### Provided material
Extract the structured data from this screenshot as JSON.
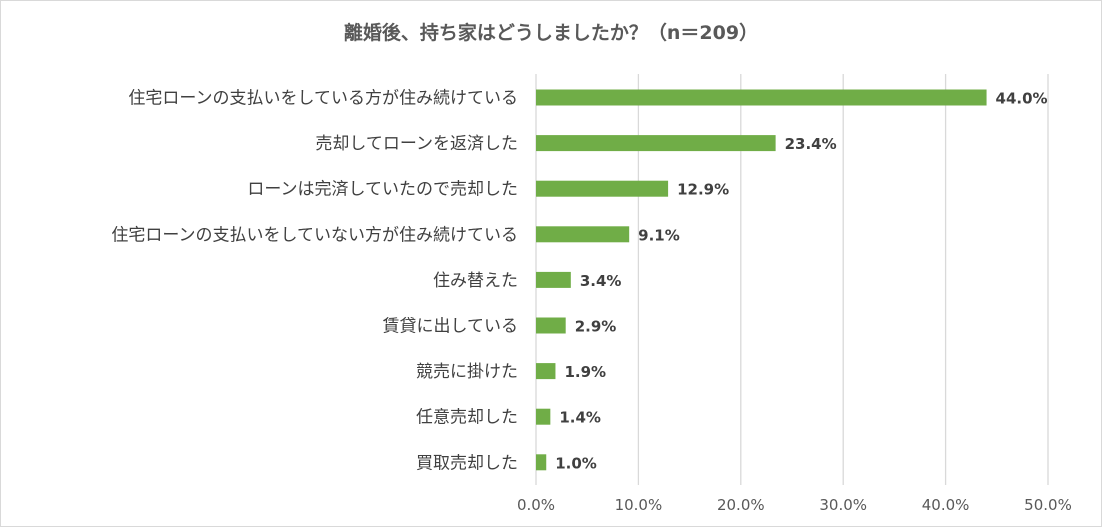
{
  "chart_data": {
    "type": "bar",
    "orientation": "horizontal",
    "title": "離婚後、持ち家はどうしましたか？（n＝209）",
    "categories": [
      "住宅ローンの支払いをしている方が住み続けている",
      "売却してローンを返済した",
      "ローンは完済していたので売却した",
      "住宅ローンの支払いをしていない方が住み続けている",
      "住み替えた",
      "賃貸に出している",
      "競売に掛けた",
      "任意売却した",
      "買取売却した"
    ],
    "values": [
      44.0,
      23.4,
      12.9,
      9.1,
      3.4,
      2.9,
      1.9,
      1.4,
      1.0
    ],
    "value_labels": [
      "44.0%",
      "23.4%",
      "12.9%",
      "9.1%",
      "3.4%",
      "2.9%",
      "1.9%",
      "1.4%",
      "1.0%"
    ],
    "xlim": [
      0,
      50
    ],
    "x_ticks": [
      "0.0%",
      "10.0%",
      "20.0%",
      "30.0%",
      "40.0%",
      "50.0%"
    ],
    "x_tick_values": [
      0,
      10,
      20,
      30,
      40,
      50
    ],
    "grid": "vertical",
    "legend": "none",
    "bar_color": "#70ad47",
    "grid_color": "#d9d9d9"
  }
}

### Given instruction
Return every line of the records exactly as given, pictures excluded.

### Task response
Extract the structured data from this screenshot as JSON.
{
  "chart_data": {
    "type": "bar",
    "orientation": "horizontal",
    "title": "離婚後、持ち家はどうしましたか？（n＝209）",
    "categories": [
      "住宅ローンの支払いをしている方が住み続けている",
      "売却してローンを返済した",
      "ローンは完済していたので売却した",
      "住宅ローンの支払いをしていない方が住み続けている",
      "住み替えた",
      "賃貸に出している",
      "競売に掛けた",
      "任意売却した",
      "買取売却した"
    ],
    "values": [
      44.0,
      23.4,
      12.9,
      9.1,
      3.4,
      2.9,
      1.9,
      1.4,
      1.0
    ],
    "value_labels": [
      "44.0%",
      "23.4%",
      "12.9%",
      "9.1%",
      "3.4%",
      "2.9%",
      "1.9%",
      "1.4%",
      "1.0%"
    ],
    "xlim": [
      0,
      50
    ],
    "x_ticks": [
      "0.0%",
      "10.0%",
      "20.0%",
      "30.0%",
      "40.0%",
      "50.0%"
    ],
    "x_tick_values": [
      0,
      10,
      20,
      30,
      40,
      50
    ],
    "grid": "vertical",
    "legend": "none",
    "bar_color": "#70ad47",
    "grid_color": "#d9d9d9"
  }
}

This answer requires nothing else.